**WRITTEN INSTRUCTION**
Count every line of the listing where the string "footer" occurs, and reply with the count alone.

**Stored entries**
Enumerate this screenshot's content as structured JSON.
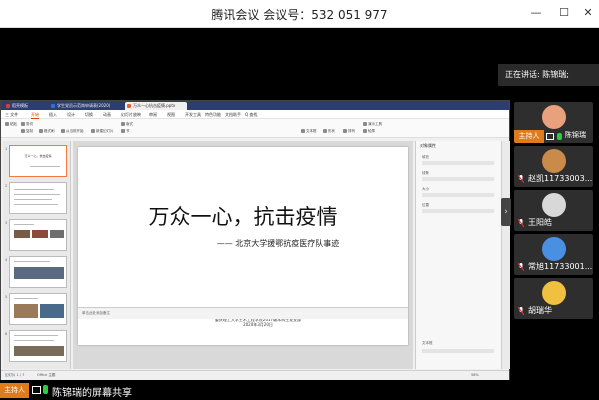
{
  "window": {
    "title": "腾讯会议 会议号：532 051 977",
    "minimize": "—",
    "maximize": "☐",
    "close": "✕"
  },
  "wps": {
    "tabs": [
      {
        "label": "稻壳模板",
        "color": "#d23f31"
      },
      {
        "label": "学生党员示范岗申请表(2020)",
        "color": "#2e6fd6"
      },
      {
        "label": "万众一心抗击疫情.pptx",
        "color": "#e6632a"
      }
    ],
    "menus": [
      "三 文件",
      "开始",
      "插入",
      "设计",
      "切换",
      "动画",
      "幻灯片放映",
      "审阅",
      "视图",
      "开发工具",
      "特色功能",
      "文档助手",
      "Q 查找"
    ],
    "active_menu": "开始",
    "ribbon_left": [
      "粘贴",
      "剪切",
      "复制",
      "格式刷"
    ],
    "ribbon_mid": [
      "从当前开始",
      "新建幻灯片",
      "版式",
      "节"
    ],
    "ribbon_right": [
      "文本框",
      "形状",
      "排列",
      "轮廓",
      "演示工具"
    ],
    "thumbnails": [
      {
        "num": "1",
        "title": "万众一心，抗击疫情"
      },
      {
        "num": "2",
        "title": ""
      },
      {
        "num": "3",
        "title": ""
      },
      {
        "num": "4",
        "title": ""
      },
      {
        "num": "5",
        "title": ""
      },
      {
        "num": "6",
        "title": ""
      }
    ],
    "slide": {
      "title": "万众一心，抗击疫情",
      "subtitle": "—— 北京大学援鄂抗疫医疗队事迹",
      "org": "重庆理工大学土木工程学院2017级本科生党支部",
      "date": "2020年3月20日"
    },
    "notes_placeholder": "单击此处添加备注",
    "right_panel": {
      "title": "对象属性",
      "labels": [
        "填充",
        "线条",
        "大小",
        "位置",
        "文本框"
      ]
    },
    "status": {
      "page": "幻灯片 1 / 7",
      "theme": "Office 主题",
      "zoom": "58%"
    }
  },
  "meeting": {
    "speaking_label": "正在讲话: 陈锦瑞;",
    "participants": [
      {
        "name": "陈锦瑞",
        "host": true,
        "host_label": "主持人",
        "avatar": "#e9a07c"
      },
      {
        "name": "赵凯11733003...",
        "host": false,
        "avatar": "#c98a4a"
      },
      {
        "name": "王阳皓",
        "host": false,
        "avatar": "#d8d8d8"
      },
      {
        "name": "常旭11733001...",
        "host": false,
        "avatar": "#4a90e2"
      },
      {
        "name": "胡瑞华",
        "host": false,
        "avatar": "#f0c040"
      }
    ],
    "side_arrow": "›",
    "bottom_host_label": "主持人",
    "bottom_text": "陈锦瑞的屏幕共享"
  }
}
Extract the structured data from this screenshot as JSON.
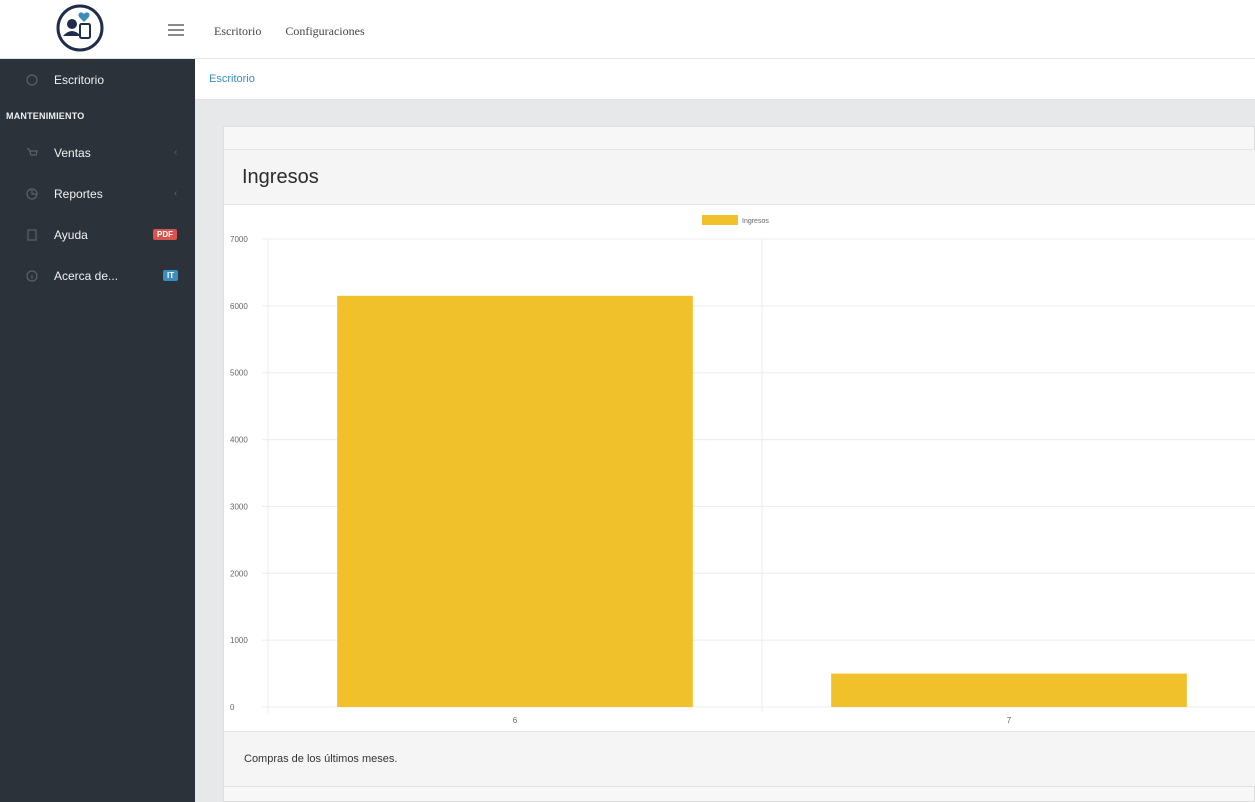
{
  "topbar": {
    "nav": [
      "Escritorio",
      "Configuraciones"
    ]
  },
  "sidebar": {
    "items": [
      {
        "label": "Escritorio",
        "icon": "dashboard-icon"
      },
      {
        "label": "Ventas",
        "icon": "cart-icon"
      },
      {
        "label": "Reportes",
        "icon": "chart-icon"
      },
      {
        "label": "Ayuda",
        "icon": "book-icon",
        "badge": "PDF"
      },
      {
        "label": "Acerca de...",
        "icon": "info-icon",
        "badge": "IT"
      }
    ],
    "section_header": "MANTENIMIENTO"
  },
  "breadcrumb": "Escritorio",
  "card": {
    "title": "Ingresos",
    "footer": "Compras de los últimos meses."
  },
  "colors": {
    "sidebar_bg": "#2b323a",
    "bar": "#f0c12b",
    "link": "#3c8dbc",
    "badge_pdf": "#d9534f",
    "badge_it": "#3c8dbc"
  },
  "chart_data": {
    "type": "bar",
    "categories": [
      "6",
      "7"
    ],
    "series": [
      {
        "name": "Ingresos",
        "values": [
          6150,
          500
        ]
      }
    ],
    "ylim": [
      0,
      7000
    ],
    "yticks": [
      0,
      1000,
      2000,
      3000,
      4000,
      5000,
      6000,
      7000
    ],
    "legend": "top-center",
    "grid": true
  }
}
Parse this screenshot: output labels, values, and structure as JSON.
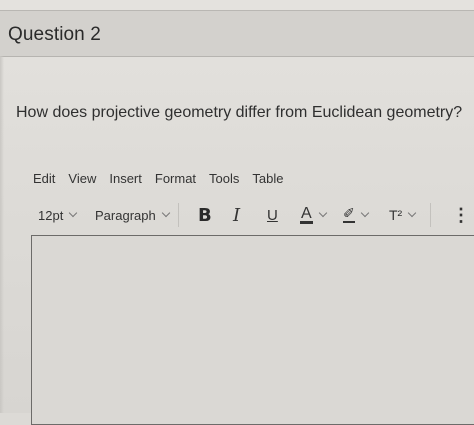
{
  "question": {
    "title": "Question 2",
    "text": "How does projective geometry differ from Euclidean geometry?"
  },
  "editor": {
    "menu": [
      "Edit",
      "View",
      "Insert",
      "Format",
      "Tools",
      "Table"
    ],
    "toolbar": {
      "font_size": "12pt",
      "block_format": "Paragraph",
      "bold": "B",
      "italic": "I",
      "underline": "U",
      "text_color": "A",
      "highlight": "✐",
      "superscript": "T²",
      "more": "⋮"
    },
    "content": ""
  }
}
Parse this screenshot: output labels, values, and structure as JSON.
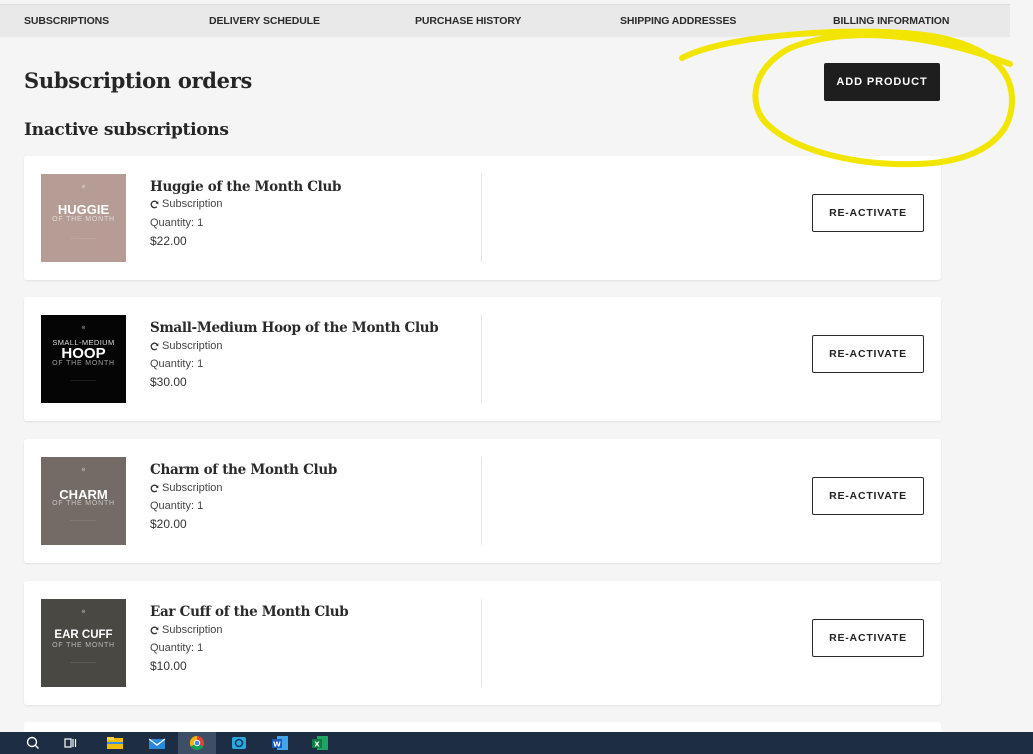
{
  "nav": {
    "items": [
      "SUBSCRIPTIONS",
      "DELIVERY SCHEDULE",
      "PURCHASE HISTORY",
      "SHIPPING ADDRESSES",
      "BILLING INFORMATION"
    ]
  },
  "page": {
    "title": "Subscription orders",
    "section_title": "Inactive subscriptions",
    "add_button_label": "ADD PRODUCT"
  },
  "subscriptions": [
    {
      "name": "Huggie of the Month Club",
      "type": "Subscription",
      "quantity": "Quantity: 1",
      "price": "$22.00",
      "button_label": "RE-ACTIVATE",
      "thumb": {
        "top_text": "",
        "main_text": "HUGGIE",
        "sub_text": "OF THE MONTH",
        "bg": "#b59c95"
      }
    },
    {
      "name": "Small-Medium Hoop of the Month Club",
      "type": "Subscription",
      "quantity": "Quantity: 1",
      "price": "$30.00",
      "button_label": "RE-ACTIVATE",
      "thumb": {
        "top_text": "SMALL-MEDIUM",
        "main_text": "HOOP",
        "sub_text": "OF THE MONTH",
        "bg": "#050505"
      }
    },
    {
      "name": "Charm of the Month Club",
      "type": "Subscription",
      "quantity": "Quantity: 1",
      "price": "$20.00",
      "button_label": "RE-ACTIVATE",
      "thumb": {
        "top_text": "",
        "main_text": "CHARM",
        "sub_text": "OF THE MONTH",
        "bg": "#746a66"
      }
    },
    {
      "name": "Ear Cuff of the Month Club",
      "type": "Subscription",
      "quantity": "Quantity: 1",
      "price": "$10.00",
      "button_label": "RE-ACTIVATE",
      "thumb": {
        "top_text": "",
        "main_text": "EAR CUFF",
        "sub_text": "OF THE MONTH",
        "bg": "#4a4843"
      }
    }
  ],
  "colors": {
    "highlight_marker": "#f2e600",
    "add_button_bg": "#1e1e1e",
    "taskbar_bg": "#1d2d44"
  },
  "taskbar": {
    "icons": [
      "search-icon",
      "task-view-icon",
      "file-explorer-icon",
      "mail-icon",
      "chrome-icon",
      "photos-icon",
      "word-icon",
      "excel-icon"
    ]
  }
}
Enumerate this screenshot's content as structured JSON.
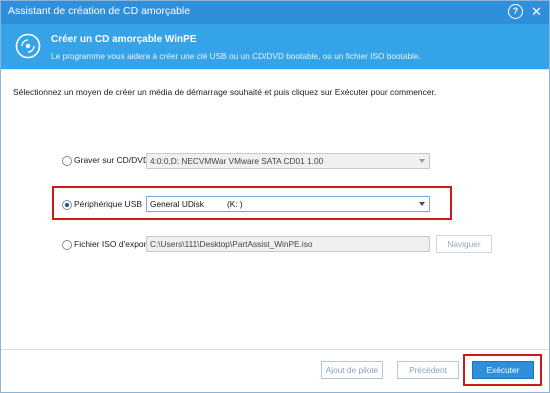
{
  "window": {
    "title": "Assistant de création de CD amorçable",
    "help_label": "?",
    "close_label": "✕"
  },
  "banner": {
    "title": "Créer un CD amorçable WinPE",
    "subtitle": "Le programme vous aidera à créer une clé USB ou un CD/DVD bootable, ou un fichier ISO bootable.",
    "icon": "cd-burn-icon"
  },
  "instructions": "Sélectionnez un moyen de créer un média de démarrage souhaité et puis cliquez sur Exécuter pour commencer.",
  "options": {
    "burn_cd": {
      "label": "Graver sur CD/DVD",
      "selected": false,
      "value": "4:0:0,D: NECVMWar VMware SATA CD01 1.00"
    },
    "usb": {
      "label": "Périphérique USB",
      "selected": true,
      "value": "General UDisk          (K: )"
    },
    "iso": {
      "label": "Fichier ISO d'export",
      "selected": false,
      "value": "C:\\Users\\111\\Desktop\\PartAssist_WinPE.iso",
      "browse_label": "Naviguer"
    }
  },
  "footer": {
    "add_driver_label": "Ajout de pilote",
    "previous_label": "Précédent",
    "execute_label": "Exécuter"
  },
  "colors": {
    "titlebar": "#2e8fdc",
    "banner": "#35a3e8",
    "highlight": "#cc1b1b"
  }
}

**WRITTEN SOLUTION**
2